— Aim of the task —
Without the pictures, set down every line of the data exactly.

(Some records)
◇ ◇ ◇ ◇ ◇

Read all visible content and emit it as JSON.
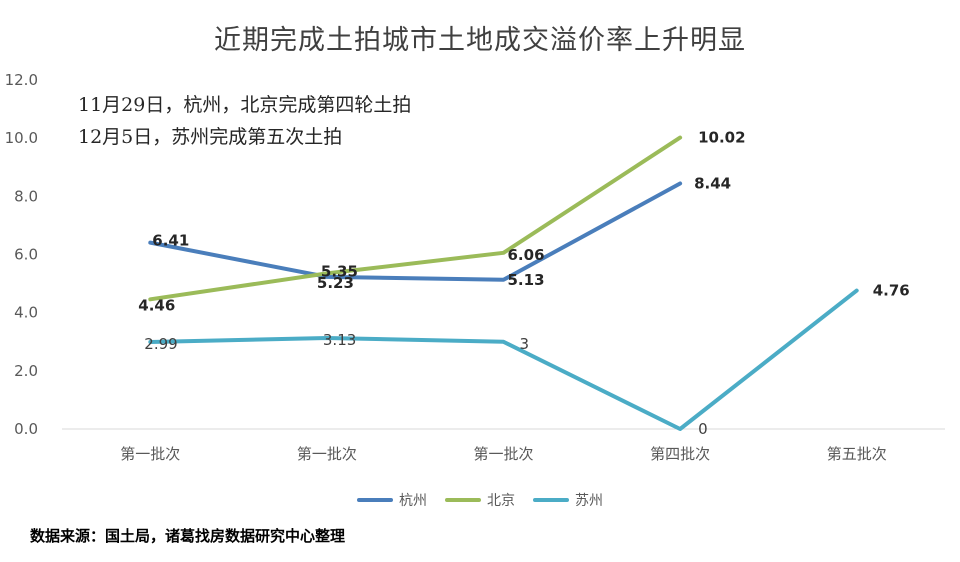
{
  "title": "近期完成土拍城市土地成交溢价率上升明显",
  "annotations": [
    "11月29日，杭州，北京完成第四轮土拍",
    "12月5日，苏州完成第五次土拍"
  ],
  "source": "数据来源：国土局，诸葛找房数据研究中心整理",
  "chart_data": {
    "type": "line",
    "title": "近期完成土拍城市土地成交溢价率上升明显",
    "categories": [
      "第一批次",
      "第一批次",
      "第一批次",
      "第四批次",
      "第五批次"
    ],
    "ylim": [
      0,
      12
    ],
    "yticks": [
      "0.0",
      "2.0",
      "4.0",
      "6.0",
      "8.0",
      "10.0",
      "12.0"
    ],
    "legend_position": "bottom",
    "series": [
      {
        "name": "杭州",
        "color": "#4a7ebb",
        "values": [
          6.41,
          5.23,
          5.13,
          8.44,
          null
        ],
        "labels": [
          "6.41",
          "5.23",
          "5.13",
          "8.44",
          null
        ],
        "bold": true
      },
      {
        "name": "北京",
        "color": "#9bbb59",
        "values": [
          4.46,
          5.35,
          6.06,
          10.02,
          null
        ],
        "labels": [
          "4.46",
          "5.35",
          "6.06",
          "10.02",
          null
        ],
        "bold": true
      },
      {
        "name": "苏州",
        "color": "#4bacc6",
        "values": [
          2.99,
          3.13,
          3.0,
          0,
          4.76
        ],
        "labels": [
          "2.99",
          "3.13",
          "3",
          "0",
          "4.76"
        ],
        "bold": false,
        "bold_last": true
      }
    ]
  }
}
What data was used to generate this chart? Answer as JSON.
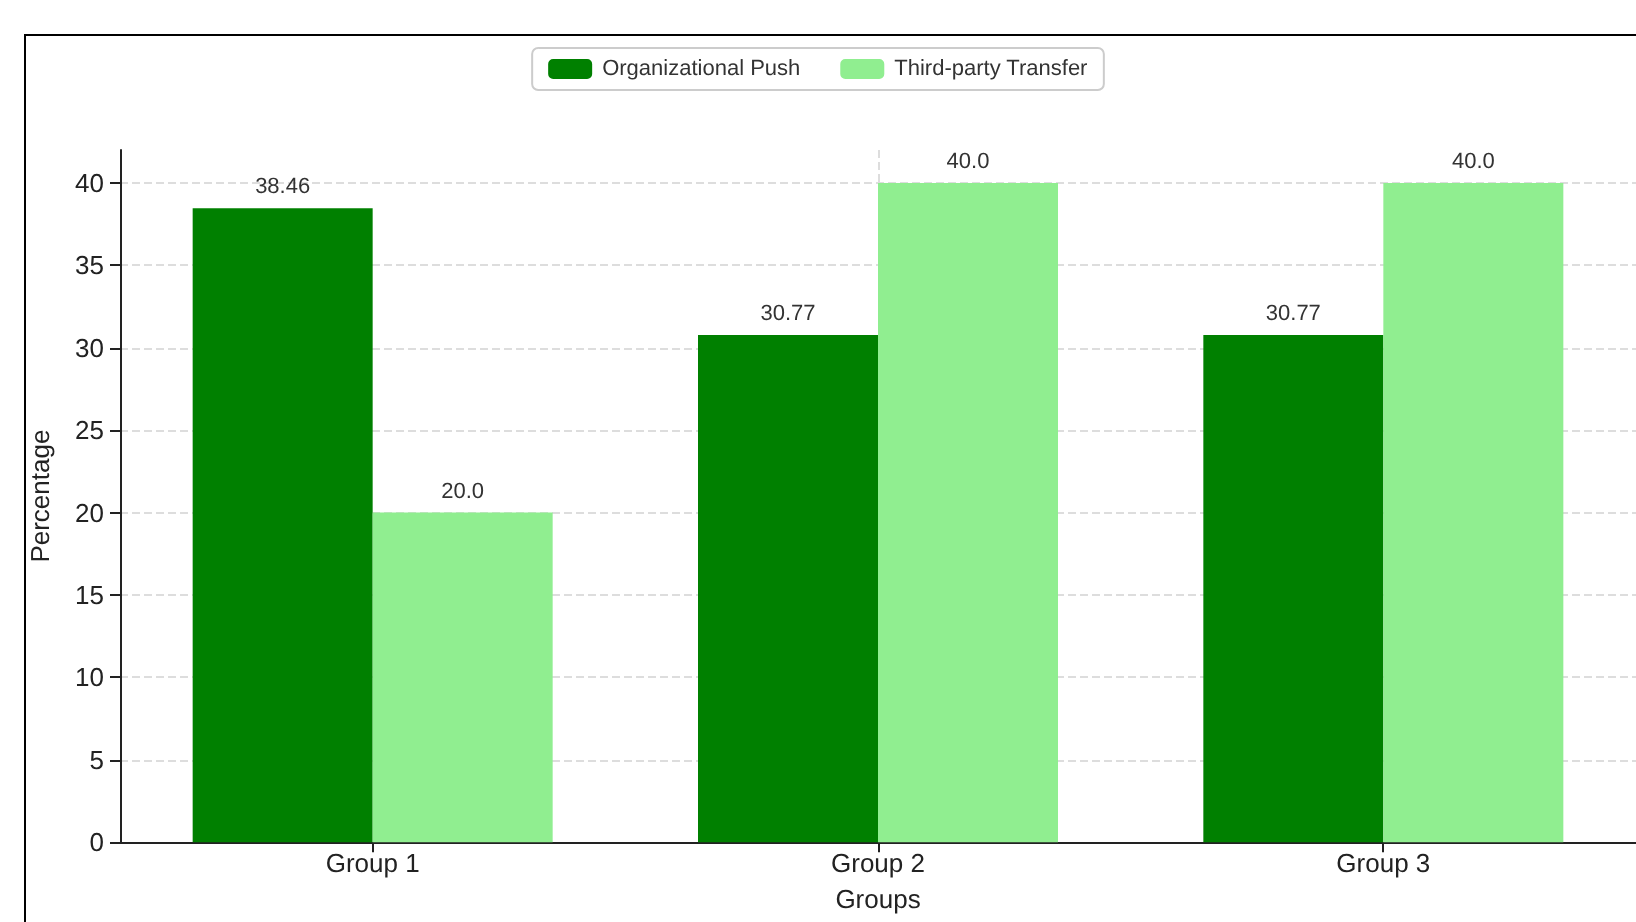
{
  "chart_data": {
    "type": "bar",
    "xlabel": "Groups",
    "ylabel": "Percentage",
    "categories": [
      "Group 1",
      "Group 2",
      "Group 3"
    ],
    "series": [
      {
        "name": "Organizational Push",
        "color": "#008000",
        "values": [
          38.46,
          30.77,
          30.77
        ],
        "value_labels": [
          "38.46",
          "30.77",
          "30.77"
        ]
      },
      {
        "name": "Third-party Transfer",
        "color": "#90ee90",
        "values": [
          20,
          40,
          40
        ],
        "value_labels": [
          "20.0",
          "40.0",
          "40.0"
        ]
      }
    ],
    "ylim": [
      0,
      42
    ],
    "yticks": [
      0,
      5,
      10,
      15,
      20,
      25,
      30,
      35,
      40
    ],
    "grid": true,
    "legend": "top"
  }
}
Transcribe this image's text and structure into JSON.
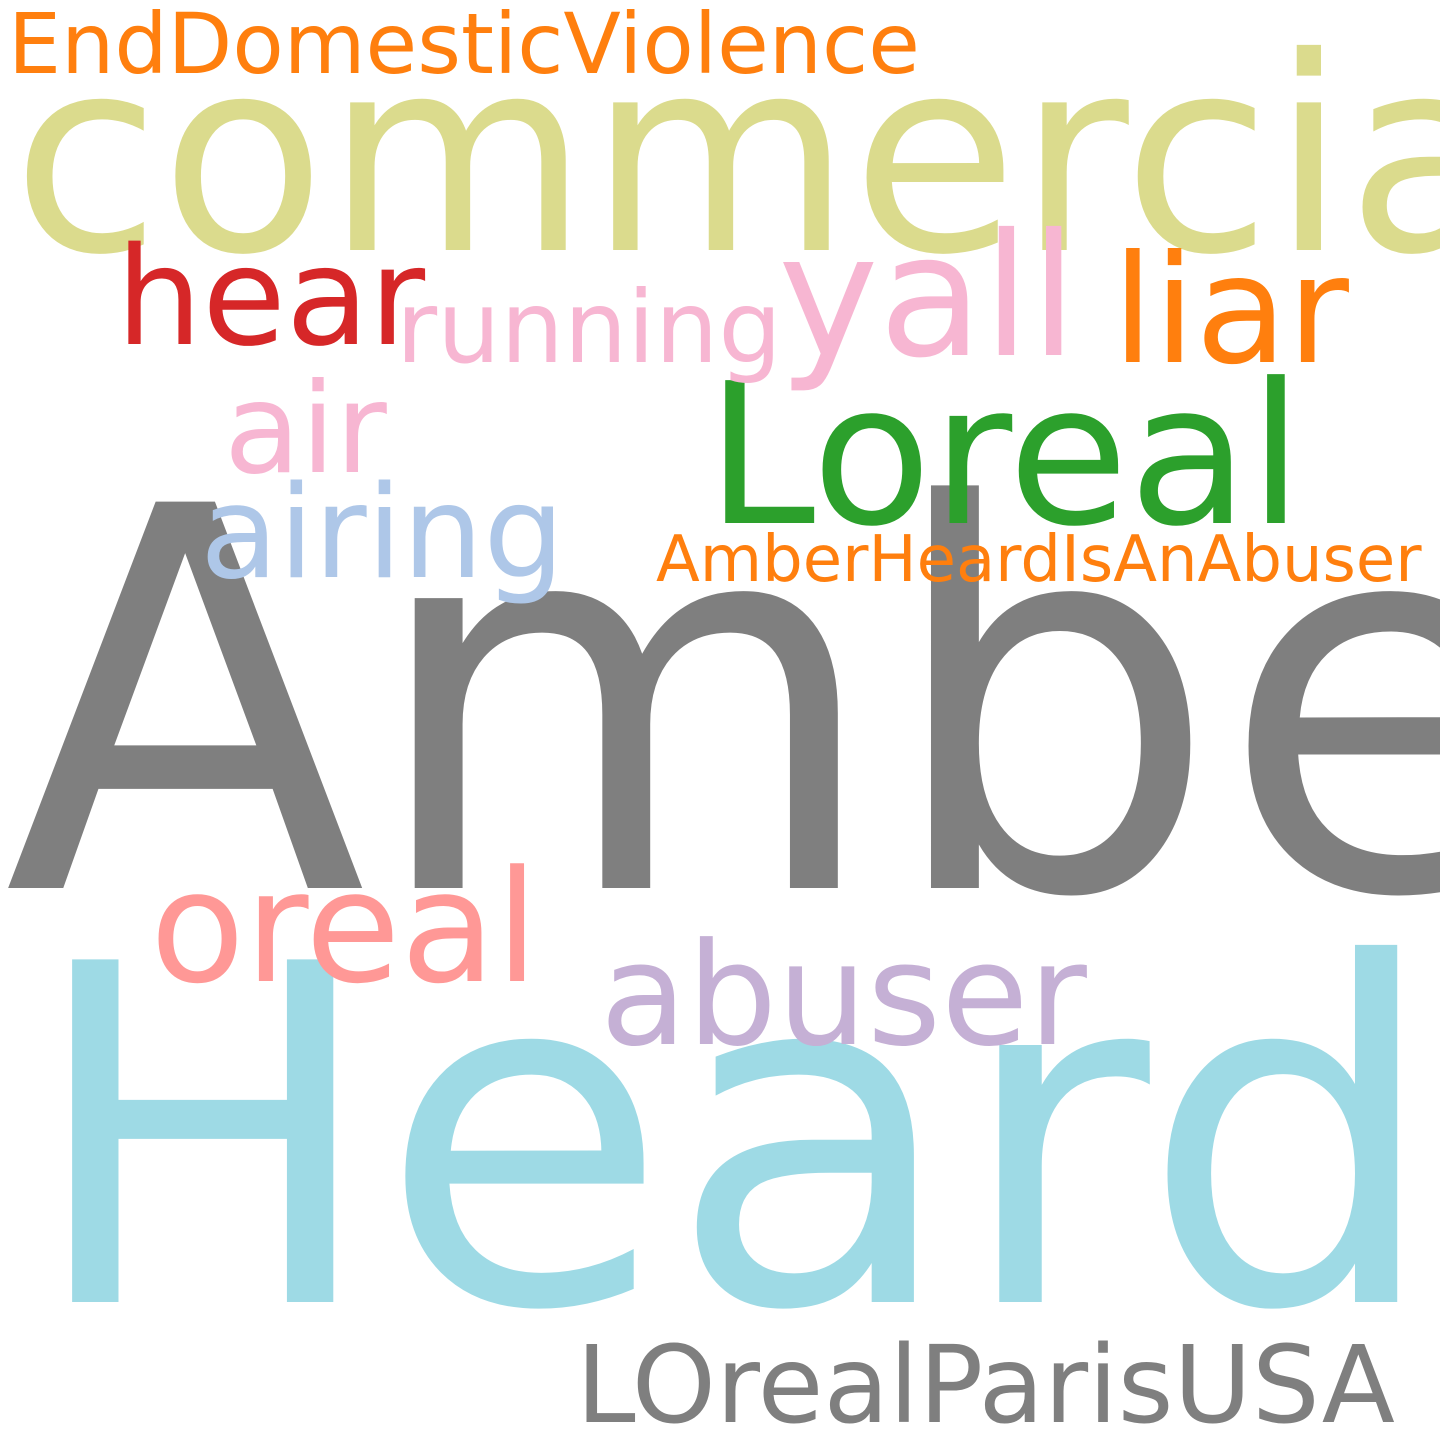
{
  "words": [
    {
      "text": "Heard",
      "color": "#9edae5"
    },
    {
      "text": "Amber",
      "color": "#7f7f7f"
    },
    {
      "text": "commercial",
      "color": "#dbdb8d"
    },
    {
      "text": "Loreal",
      "color": "#2ca02c"
    },
    {
      "text": "abuser",
      "color": "#c5b0d5"
    },
    {
      "text": "LOrealParisUSA",
      "color": "#7f7f7f"
    },
    {
      "text": "oreal",
      "color": "#ff9896"
    },
    {
      "text": "yall",
      "color": "#f7b6d2"
    },
    {
      "text": "hear",
      "color": "#d62728"
    },
    {
      "text": "liar",
      "color": "#ff7f0e"
    },
    {
      "text": "air",
      "color": "#f7b6d2"
    },
    {
      "text": "airing",
      "color": "#aec7e8"
    },
    {
      "text": "running",
      "color": "#f7b6d2"
    },
    {
      "text": "EndDomesticViolence",
      "color": "#ff7f0e"
    },
    {
      "text": "AmberHeardIsAnAbuser",
      "color": "#ff7f0e"
    }
  ]
}
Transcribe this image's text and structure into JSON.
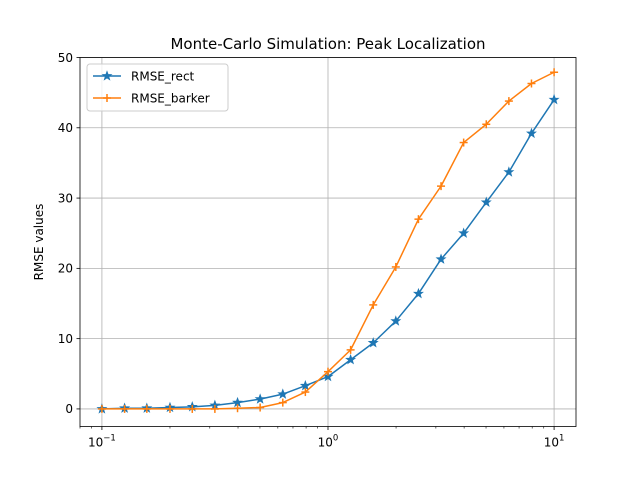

◇ ◇ ◇ ◇ ◇

— Final result —
Read all visible content and emit it as JSON.
{
  "title": "近期完成土拍城市土地成交溢价率上升明显",
  "annotations": [
    "11月29日，杭州，北京完成第四轮土拍",
    "12月5日，苏州完成第五次土拍"
  ],
  "source": "数据来源：国土局，诸葛找房数据研究中心整理",
  "chart_data": {
    "type": "line",
    "title": "近期完成土拍城市土地成交溢价率上升明显",
    "categories": [
      "第一批次",
      "第一批次",
      "第一批次",
      "第四批次",
      "第五批次"
    ],
    "ylim": [
      0,
      12
    ],
    "yticks": [
      "0.0",
      "2.0",
      "4.0",
      "6.0",
      "8.0",
      "10.0",
      "12.0"
    ],
    "legend_position": "bottom",
    "series": [
      {
        "name": "杭州",
        "color": "#4a7ebb",
        "values": [
          6.41,
          5.23,
          5.13,
          8.44,
          null
        ],
        "labels": [
          "6.41",
          "5.23",
          "5.13",
          "8.44",
          null
        ],
        "bold": true
      },
      {
        "name": "北京",
        "color": "#9bbb59",
        "values": [
          4.46,
          5.35,
          6.06,
          10.02,
          null
        ],
        "labels": [
          "4.46",
          "5.35",
          "6.06",
          "10.02",
          null
        ],
        "bold": true
      },
      {
        "name": "苏州",
        "color": "#4bacc6",
        "values": [
          2.99,
          3.13,
          3.0,
          0,
          4.76
        ],
        "labels": [
          "2.99",
          "3.13",
          "3",
          "0",
          "4.76"
        ],
        "bold": false,
        "bold_last": true
      }
    ]
  }
}
What data was used to generate this chart? Answer as JSON.
{
  "chart_data": {
    "type": "bar",
    "xlabel": "Groups",
    "ylabel": "Percentage",
    "categories": [
      "Group 1",
      "Group 2",
      "Group 3"
    ],
    "series": [
      {
        "name": "Organizational Push",
        "color": "#008000",
        "values": [
          38.46,
          30.77,
          30.77
        ],
        "value_labels": [
          "38.46",
          "30.77",
          "30.77"
        ]
      },
      {
        "name": "Third-party Transfer",
        "color": "#90ee90",
        "values": [
          20,
          40,
          40
        ],
        "value_labels": [
          "20.0",
          "40.0",
          "40.0"
        ]
      }
    ],
    "ylim": [
      0,
      42
    ],
    "yticks": [
      0,
      5,
      10,
      15,
      20,
      25,
      30,
      35,
      40
    ],
    "grid": true,
    "legend": "top"
  }
}
Transcribe this image's text and structure into JSON.
{
  "words": [
    {
      "text": "Heard",
      "color": "#9edae5"
    },
    {
      "text": "Amber",
      "color": "#7f7f7f"
    },
    {
      "text": "commercial",
      "color": "#dbdb8d"
    },
    {
      "text": "Loreal",
      "color": "#2ca02c"
    },
    {
      "text": "abuser",
      "color": "#c5b0d5"
    },
    {
      "text": "LOrealParisUSA",
      "color": "#7f7f7f"
    },
    {
      "text": "oreal",
      "color": "#ff9896"
    },
    {
      "text": "yall",
      "color": "#f7b6d2"
    },
    {
      "text": "hear",
      "color": "#d62728"
    },
    {
      "text": "liar",
      "color": "#ff7f0e"
    },
    {
      "text": "air",
      "color": "#f7b6d2"
    },
    {
      "text": "airing",
      "color": "#aec7e8"
    },
    {
      "text": "running",
      "color": "#f7b6d2"
    },
    {
      "text": "EndDomesticViolence",
      "color": "#ff7f0e"
    },
    {
      "text": "AmberHeardIsAnAbuser",
      "color": "#ff7f0e"
    }
  ]
}
Transcribe this image's text and structure into JSON.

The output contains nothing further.